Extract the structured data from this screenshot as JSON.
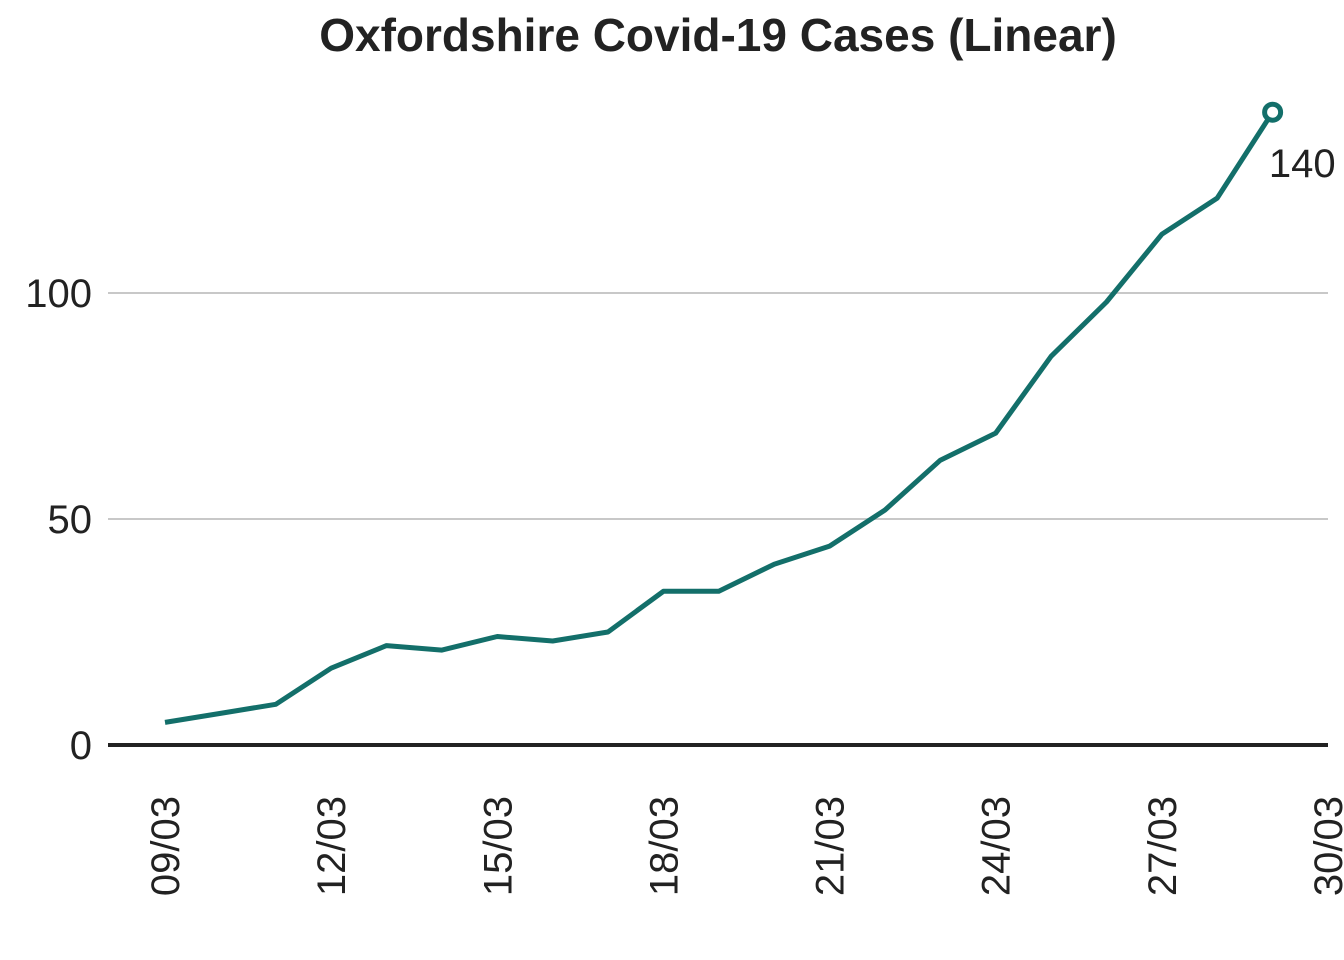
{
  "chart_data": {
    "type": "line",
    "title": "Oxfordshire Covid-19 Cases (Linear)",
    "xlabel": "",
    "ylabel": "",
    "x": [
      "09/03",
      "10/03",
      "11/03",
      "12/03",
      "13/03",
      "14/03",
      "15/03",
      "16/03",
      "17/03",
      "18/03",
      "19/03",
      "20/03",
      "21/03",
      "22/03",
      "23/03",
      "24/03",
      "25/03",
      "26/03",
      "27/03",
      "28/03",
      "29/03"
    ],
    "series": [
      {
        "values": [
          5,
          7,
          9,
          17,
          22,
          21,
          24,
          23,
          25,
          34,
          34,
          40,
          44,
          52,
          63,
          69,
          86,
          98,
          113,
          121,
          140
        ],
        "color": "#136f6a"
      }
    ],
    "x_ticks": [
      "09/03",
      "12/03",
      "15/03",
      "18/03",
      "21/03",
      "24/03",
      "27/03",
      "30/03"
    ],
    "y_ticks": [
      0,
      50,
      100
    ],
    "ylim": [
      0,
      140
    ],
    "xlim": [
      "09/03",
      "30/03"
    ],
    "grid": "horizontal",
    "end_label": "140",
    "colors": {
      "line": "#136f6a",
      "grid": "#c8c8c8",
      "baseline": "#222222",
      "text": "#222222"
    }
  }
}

□ □ □ □ □

• _Goal of the exercise_
All of the entries above should be duplicated exactly, except for the pictures.

• _Answer to this problem_
Extract the structured data from this screenshot as JSON.
{
  "chart_data": {
    "type": "line",
    "title": "Oxfordshire Covid-19 Cases (Linear)",
    "xlabel": "",
    "ylabel": "",
    "x": [
      "09/03",
      "10/03",
      "11/03",
      "12/03",
      "13/03",
      "14/03",
      "15/03",
      "16/03",
      "17/03",
      "18/03",
      "19/03",
      "20/03",
      "21/03",
      "22/03",
      "23/03",
      "24/03",
      "25/03",
      "26/03",
      "27/03",
      "28/03",
      "29/03"
    ],
    "series": [
      {
        "values": [
          5,
          7,
          9,
          17,
          22,
          21,
          24,
          23,
          25,
          34,
          34,
          40,
          44,
          52,
          63,
          69,
          86,
          98,
          113,
          121,
          140
        ],
        "color": "#136f6a"
      }
    ],
    "x_ticks": [
      "09/03",
      "12/03",
      "15/03",
      "18/03",
      "21/03",
      "24/03",
      "27/03",
      "30/03"
    ],
    "y_ticks": [
      0,
      50,
      100
    ],
    "ylim": [
      0,
      140
    ],
    "xlim": [
      "09/03",
      "30/03"
    ],
    "grid": "horizontal",
    "end_label": "140",
    "colors": {
      "line": "#136f6a",
      "grid": "#c8c8c8",
      "baseline": "#222222",
      "text": "#222222"
    }
  }
}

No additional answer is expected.